--- Start ---

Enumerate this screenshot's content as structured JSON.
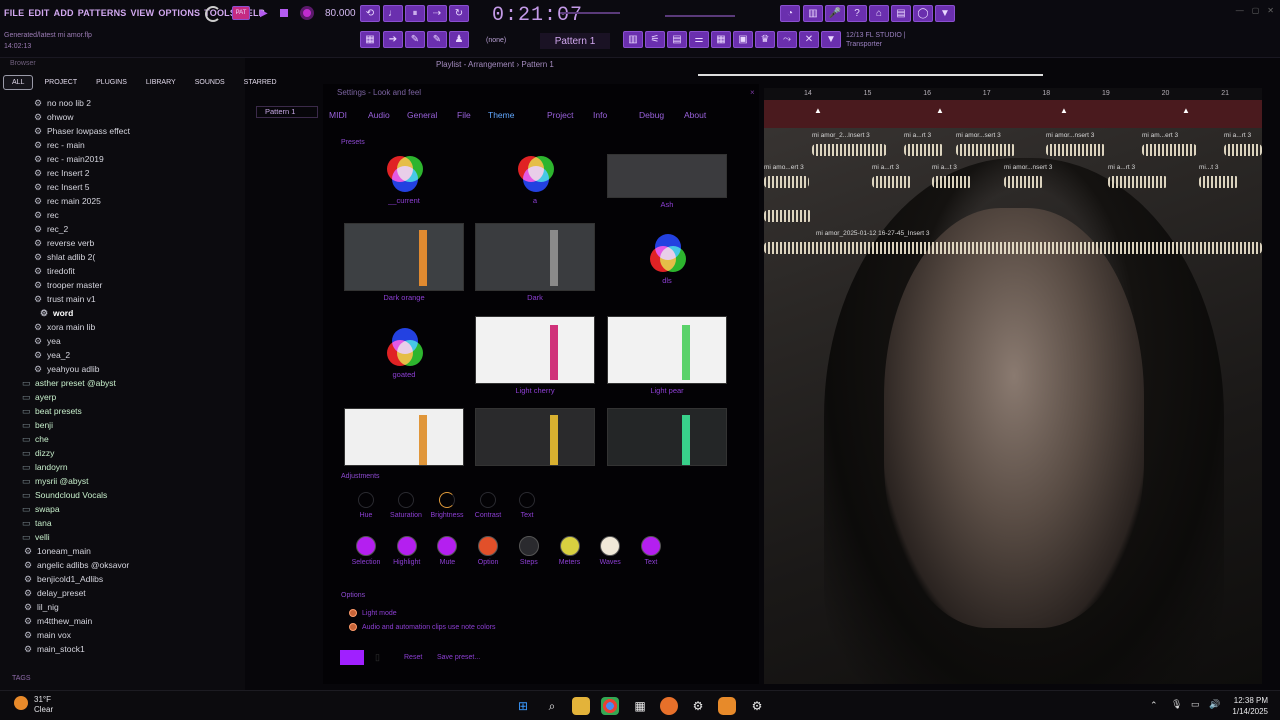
{
  "menubar": {
    "items": [
      "FILE",
      "EDIT",
      "ADD",
      "PATTERNS",
      "VIEW",
      "OPTIONS",
      "TOOLS",
      "HELP"
    ]
  },
  "project": {
    "line1": "Generated/latest mi amor.flp",
    "line2": "14:02:13"
  },
  "transport": {
    "tempo": "80.000",
    "time": "0:21:07",
    "pattern": "Pattern 1",
    "pattern_mode": "(none)",
    "info": "12/13 FL STUDIO |",
    "info2": "Transporter"
  },
  "browser": {
    "header": "Browser",
    "tabs": [
      "ALL",
      "PROJECT",
      "PLUGINS",
      "LIBRARY",
      "SOUNDS",
      "STARRED"
    ],
    "items": [
      {
        "label": "no noo lib 2",
        "type": "preset"
      },
      {
        "label": "ohwow",
        "type": "preset"
      },
      {
        "label": "Phaser lowpass effect",
        "type": "preset"
      },
      {
        "label": "rec - main",
        "type": "preset"
      },
      {
        "label": "rec - main2019",
        "type": "preset"
      },
      {
        "label": "rec Insert 2",
        "type": "preset"
      },
      {
        "label": "rec Insert 5",
        "type": "preset"
      },
      {
        "label": "rec main 2025",
        "type": "preset"
      },
      {
        "label": "rec",
        "type": "preset"
      },
      {
        "label": "rec_2",
        "type": "preset"
      },
      {
        "label": "reverse verb",
        "type": "preset"
      },
      {
        "label": "shlat adlib 2(",
        "type": "preset"
      },
      {
        "label": "tiredofit",
        "type": "preset"
      },
      {
        "label": "trooper master",
        "type": "preset"
      },
      {
        "label": "trust main v1",
        "type": "preset"
      },
      {
        "label": "word",
        "type": "preset-selected"
      },
      {
        "label": "xora main lib",
        "type": "preset"
      },
      {
        "label": "yea",
        "type": "preset"
      },
      {
        "label": "yea_2",
        "type": "preset"
      },
      {
        "label": "yeahyou adlib",
        "type": "preset"
      },
      {
        "label": "asther preset @abyst",
        "type": "folder"
      },
      {
        "label": "ayerp",
        "type": "folder"
      },
      {
        "label": "beat presets",
        "type": "folder"
      },
      {
        "label": "benji",
        "type": "folder"
      },
      {
        "label": "che",
        "type": "folder"
      },
      {
        "label": "dizzy",
        "type": "folder"
      },
      {
        "label": "landoyrn",
        "type": "folder"
      },
      {
        "label": "mysrii @abyst",
        "type": "folder"
      },
      {
        "label": "Soundcloud Vocals",
        "type": "folder"
      },
      {
        "label": "swapa",
        "type": "folder"
      },
      {
        "label": "tana",
        "type": "folder"
      },
      {
        "label": "velli",
        "type": "folder"
      },
      {
        "label": "1oneam_main",
        "type": "root"
      },
      {
        "label": "angelic adlibs @oksavor",
        "type": "root"
      },
      {
        "label": "benjicold1_Adlibs",
        "type": "root"
      },
      {
        "label": "delay_preset",
        "type": "root"
      },
      {
        "label": "lil_nig",
        "type": "root"
      },
      {
        "label": "m4tthew_main",
        "type": "root"
      },
      {
        "label": "main vox",
        "type": "root"
      },
      {
        "label": "main_stock1",
        "type": "root"
      }
    ],
    "tags_label": "TAGS"
  },
  "playlist": {
    "title": "Playlist - Arrangement › Pattern 1",
    "pattern_item": "Pattern 1"
  },
  "settings": {
    "title": "Settings - Look and feel",
    "tabs": [
      "MIDI",
      "Audio",
      "General",
      "File",
      "Theme",
      "Project",
      "Info",
      "Debug",
      "About"
    ],
    "active_tab": "Theme",
    "presets_label": "Presets",
    "presets": [
      "__current",
      "a",
      "Ash",
      "Dark orange",
      "Dark",
      "dls",
      "goated",
      "Light cherry",
      "Light pear",
      "",
      "",
      ""
    ],
    "adjustments_label": "Adjustments",
    "knobs": [
      "Hue",
      "Saturation",
      "Brightness",
      "Contrast",
      "Text"
    ],
    "swatches": [
      {
        "label": "Selection",
        "color": "#b41ff0"
      },
      {
        "label": "Highlight",
        "color": "#b41ff0"
      },
      {
        "label": "Mute",
        "color": "#b41ff0"
      },
      {
        "label": "Option",
        "color": "#e2502a"
      },
      {
        "label": "Steps",
        "color": "#2a2a2e"
      },
      {
        "label": "Meters",
        "color": "#d8d040"
      },
      {
        "label": "Waves",
        "color": "#f0e8d8"
      },
      {
        "label": "Text",
        "color": "#b41ff0"
      }
    ],
    "options_label": "Options",
    "options": [
      "Light mode",
      "Audio and automation clips use note colors"
    ],
    "bottom": {
      "reset": "Reset",
      "save": "Save preset..."
    }
  },
  "arrangement": {
    "ruler": [
      "14",
      "15",
      "16",
      "17",
      "18",
      "19",
      "20",
      "21"
    ],
    "clips": [
      "mi amor_2...Insert 3",
      "mi a...rt 3",
      "mi amor...sert 3",
      "mi amor...nsert 3",
      "mi am...ert 3",
      "mi a...rt 3",
      "mi amo...ert 3",
      "mi a...rt 3",
      "mi a...t 3",
      "mi amor...nsert 3",
      "mi a...rt 3",
      "mi...t 3",
      "mi amor_2025-01-12 16-27-45_Insert 3"
    ]
  },
  "taskbar": {
    "temp": "31°F",
    "weather": "Clear",
    "time": "12:38 PM",
    "date": "1/14/2025"
  }
}
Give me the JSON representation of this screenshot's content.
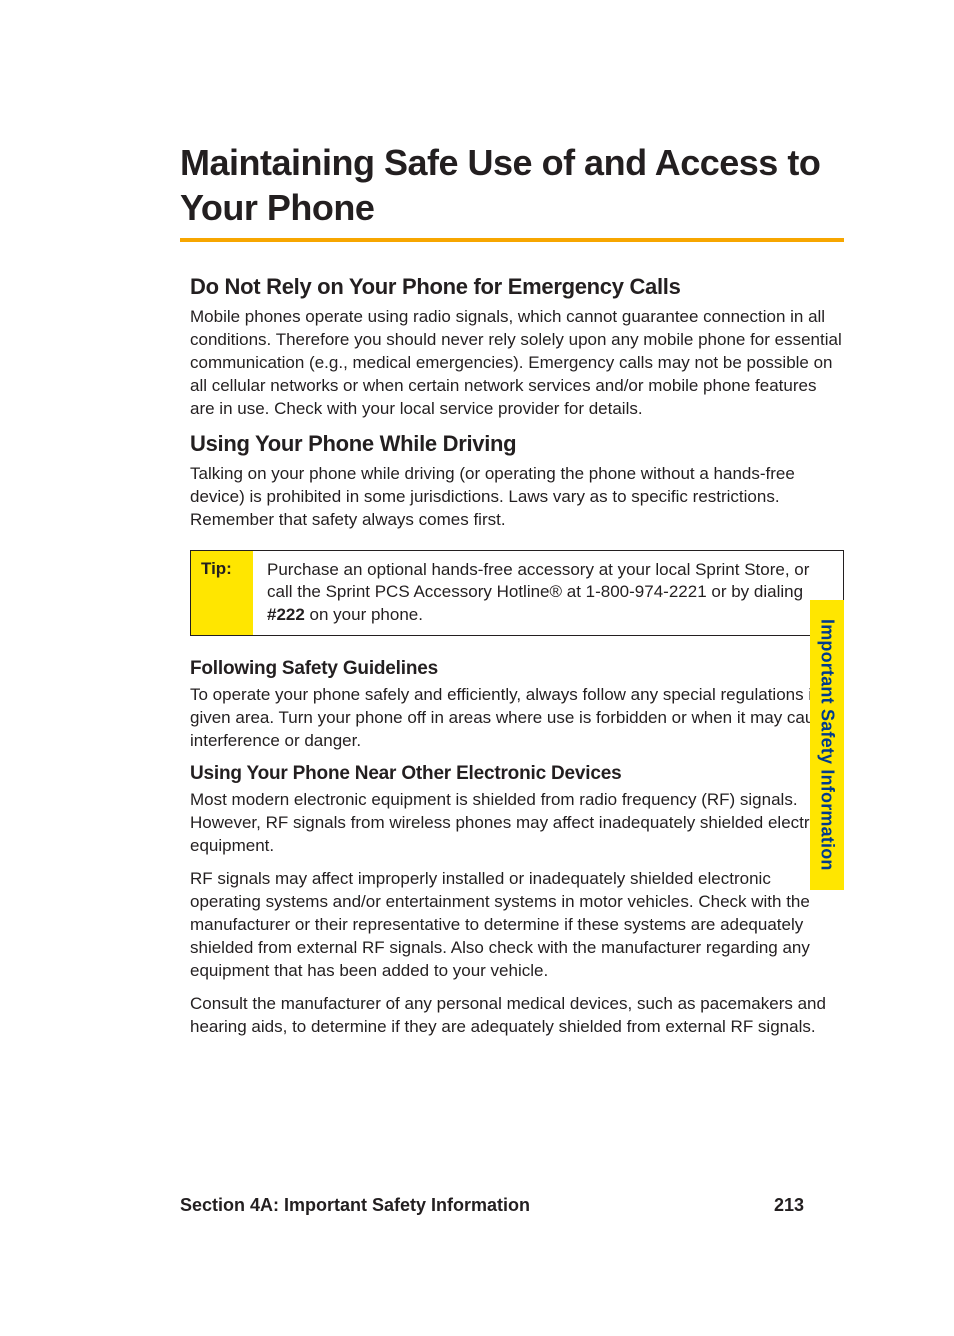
{
  "title": "Maintaining Safe Use of and Access to Your Phone",
  "sections": {
    "s1": {
      "head": "Do Not Rely on Your Phone for Emergency Calls",
      "body": "Mobile phones operate using radio signals, which cannot guarantee connection in all conditions. Therefore you should never rely solely upon any mobile phone for essential communication (e.g., medical emergencies). Emergency calls may not be possible on all cellular networks or when certain network services and/or mobile phone features are in use. Check with your local service provider for details."
    },
    "s2": {
      "head": "Using Your Phone While Driving",
      "body": "Talking on your phone while driving (or operating the phone without a hands-free device) is prohibited in some jurisdictions. Laws vary as to specific restrictions. Remember that safety always comes first."
    },
    "tip": {
      "label": "Tip:",
      "text_before": "Purchase an optional hands-free accessory at your local Sprint Store, or call the Sprint PCS Accessory Hotline® at 1-800-974-2221 or by dialing ",
      "bold": "#222",
      "text_after": " on your phone."
    },
    "s3": {
      "head": "Following Safety Guidelines",
      "body": "To operate your phone safely and efficiently, always follow any special regulations in a given area. Turn your phone off in areas where use is forbidden or when it may cause interference or danger."
    },
    "s4": {
      "head": "Using Your Phone Near Other Electronic Devices",
      "p1": "Most modern electronic equipment is shielded from radio frequency (RF) signals. However, RF signals from wireless phones may affect inadequately shielded electronic equipment.",
      "p2": "RF signals may affect improperly installed or inadequately shielded electronic operating systems and/or entertainment systems in motor vehicles. Check with the manufacturer or their representative to determine if these systems are adequately shielded from external RF signals. Also check with the manufacturer regarding any equipment that has been added to your vehicle.",
      "p3": "Consult the manufacturer of any personal medical devices, such as pacemakers and hearing aids, to determine if they are adequately shielded from external RF signals."
    }
  },
  "side_tab": "Important Safety Information",
  "footer": {
    "left": "Section 4A: Important Safety Information",
    "right": "213"
  }
}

--- End ---

§ Instruction: Filter the records above for "clips" and copy every matching line.

§ The reply:
      "Audio and automation clips use note colors"
    "clips": [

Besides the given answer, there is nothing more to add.